### Written exercise 1
In the open letter to Monica Lewinsky, whose obligation does the writer say was only to his audience?

### Provided passage
* * * *
I am sorry about what happened to you. Had Bill Clinton not been such a cur, you would be a happier person today. He betrayed you and your trust, and you weren’t the only one. However, the other individual at fault for your fate is you–not Ken Starr, not Matt Drudge, not Linda Tripp, not Roger Ailes.


Do you know how you could have shortened the coverage, Monica? You could immediately have told the truth, handed over the blue dress, and admitted who actually drafted that affidavit you gave to Linda Tripp to sign. If you didn’t want to look bad in the reports, you could have called Bill Clinton on his brazen lie to the nation when he said, “I did not have sexual relations with that woman, Miss Lewinsky.” You could have pointed the finger of blame at the one who earned it: President Bill Clinton, who violated his own sexual harassment law after handing out pens to NOW officials and women’s right activists in his signing photo-op, who jeopardized his marriage, his political agenda and his party, who made the United States look foolish and tawdry, all while placing a naive young woman in a disastrous situation that he knew might destroy her future. He just didn’t care.

Bill Clinton had an obligation to you as your superior and as the President. Roger Ailes’ obligation was to only his audience, and he met it, spectacularly well.

Fox News didn’t invent the narrative  that you were the villain. Democrats seeking to circle the wagons around their scummy leader did that. I heard Maxine Waters, in a committee hearing, say that young women like you trap vulnerable elected officials like Bill Clinton, using their seductive wiles. (Yes, Maxine has been saying stupid and irresponsible things that long.) She was not alone. Is Monica Lewinsky an “average girl” or a “young tramp looking for thrills”? I agree that’s a bad poll question. I don’t believe average girls with appropriate values and common sense jeopardize a Presidency and a President’s marriage by allowing him to institute an illicit sexual relationship. The term “tramp” is needlessly harsh, though just about any wife of a businessman who discovers that her husband has been getting blow-jobs from an office  worker half his age would use that term or worse to describe her, would she not? Roger Ailes is not responsible for your character and reputation being tarnished. Your own actions, inadequate ethics and miserable decisions are.

Until you accept responsibility and accountability for that, you will never be able to escape the fate a charming, powerful, sociopathic leader charted for you.

31 thoughts on “Monica Fails Another Accountability Test

  1. It was a big turning point in my life. Our company cafeteria had a television wall, set up to make the presentation HUGE. I remember sitting there watching Slick Willy himself point his finger at the camera and scolding America for daring to even think he could disgrace the very Oval Office in this way. I remember thinking that hubris like that begs to be brought down.

    Then the little blue dress showed up (I watched them carry it in on that same TV wall) and the liberals went nuts.

    And… Bill got away with it. Broke his own law. An avatar was born from this incident. I have used ‘slickwilly,’ in one form or another, ever since as a reminder that justice is NOT blind, that Democrats no longer care about America, or the people, or fair play, and that we allow such degenerates to get into power through apathy.
* * * *
### Supplied information

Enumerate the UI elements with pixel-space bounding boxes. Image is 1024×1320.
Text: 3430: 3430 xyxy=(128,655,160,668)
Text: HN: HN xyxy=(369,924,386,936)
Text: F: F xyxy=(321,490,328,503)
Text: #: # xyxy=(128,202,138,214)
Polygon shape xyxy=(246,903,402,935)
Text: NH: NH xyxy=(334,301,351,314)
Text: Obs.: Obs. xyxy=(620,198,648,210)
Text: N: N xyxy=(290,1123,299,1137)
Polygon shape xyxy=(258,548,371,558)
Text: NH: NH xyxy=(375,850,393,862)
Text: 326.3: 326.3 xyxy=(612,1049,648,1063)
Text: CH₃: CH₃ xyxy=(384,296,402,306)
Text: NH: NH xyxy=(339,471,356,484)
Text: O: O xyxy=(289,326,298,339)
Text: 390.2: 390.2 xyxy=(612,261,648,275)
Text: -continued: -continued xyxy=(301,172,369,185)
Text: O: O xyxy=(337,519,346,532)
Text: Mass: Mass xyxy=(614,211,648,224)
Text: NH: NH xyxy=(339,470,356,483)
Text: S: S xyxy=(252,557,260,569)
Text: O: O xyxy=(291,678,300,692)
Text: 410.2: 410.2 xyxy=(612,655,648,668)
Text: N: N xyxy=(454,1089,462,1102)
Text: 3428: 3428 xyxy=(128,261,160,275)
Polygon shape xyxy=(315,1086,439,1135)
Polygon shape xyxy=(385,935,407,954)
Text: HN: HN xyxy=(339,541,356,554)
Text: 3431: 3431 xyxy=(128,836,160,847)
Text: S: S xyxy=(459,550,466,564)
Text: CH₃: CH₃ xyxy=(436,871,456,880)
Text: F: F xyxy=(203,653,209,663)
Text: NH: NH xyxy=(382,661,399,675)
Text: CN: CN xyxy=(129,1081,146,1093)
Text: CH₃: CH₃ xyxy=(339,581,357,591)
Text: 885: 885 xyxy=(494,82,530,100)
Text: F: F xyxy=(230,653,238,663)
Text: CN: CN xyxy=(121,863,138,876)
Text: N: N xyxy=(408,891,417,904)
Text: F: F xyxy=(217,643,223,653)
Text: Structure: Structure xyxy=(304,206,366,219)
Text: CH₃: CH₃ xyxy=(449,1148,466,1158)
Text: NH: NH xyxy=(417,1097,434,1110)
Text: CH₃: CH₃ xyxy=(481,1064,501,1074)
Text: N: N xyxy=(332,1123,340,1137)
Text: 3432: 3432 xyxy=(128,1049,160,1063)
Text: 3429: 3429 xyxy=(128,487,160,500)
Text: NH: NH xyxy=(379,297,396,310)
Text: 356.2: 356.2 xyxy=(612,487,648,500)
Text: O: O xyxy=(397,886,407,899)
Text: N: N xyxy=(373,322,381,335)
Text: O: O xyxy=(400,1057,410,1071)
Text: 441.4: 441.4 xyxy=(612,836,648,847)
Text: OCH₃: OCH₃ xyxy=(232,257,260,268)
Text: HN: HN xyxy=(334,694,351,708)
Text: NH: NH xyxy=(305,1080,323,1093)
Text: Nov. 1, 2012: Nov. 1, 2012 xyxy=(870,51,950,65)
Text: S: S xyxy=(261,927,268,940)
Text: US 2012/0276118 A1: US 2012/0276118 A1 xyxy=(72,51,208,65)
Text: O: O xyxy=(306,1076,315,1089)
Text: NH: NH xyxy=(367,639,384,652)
* * * *
### Written exercise 2
Pull out the stretch of the listing from its first line through the line containing "Polygon shape xyxy=(258,548,371,558)", with both ends included, and reproduce each line unchanged.

### Full response 1
Roger Ailes' obligation was only to his audience.

### Full response 2
Enumerate the UI elements with pixel-space bounding boxes. Image is 1024×1320.
Text: 3430: 3430 xyxy=(128,655,160,668)
Text: HN: HN xyxy=(369,924,386,936)
Text: F: F xyxy=(321,490,328,503)
Text: #: # xyxy=(128,202,138,214)
Polygon shape xyxy=(246,903,402,935)
Text: NH: NH xyxy=(334,301,351,314)
Text: Obs.: Obs. xyxy=(620,198,648,210)
Text: N: N xyxy=(290,1123,299,1137)
Polygon shape xyxy=(258,548,371,558)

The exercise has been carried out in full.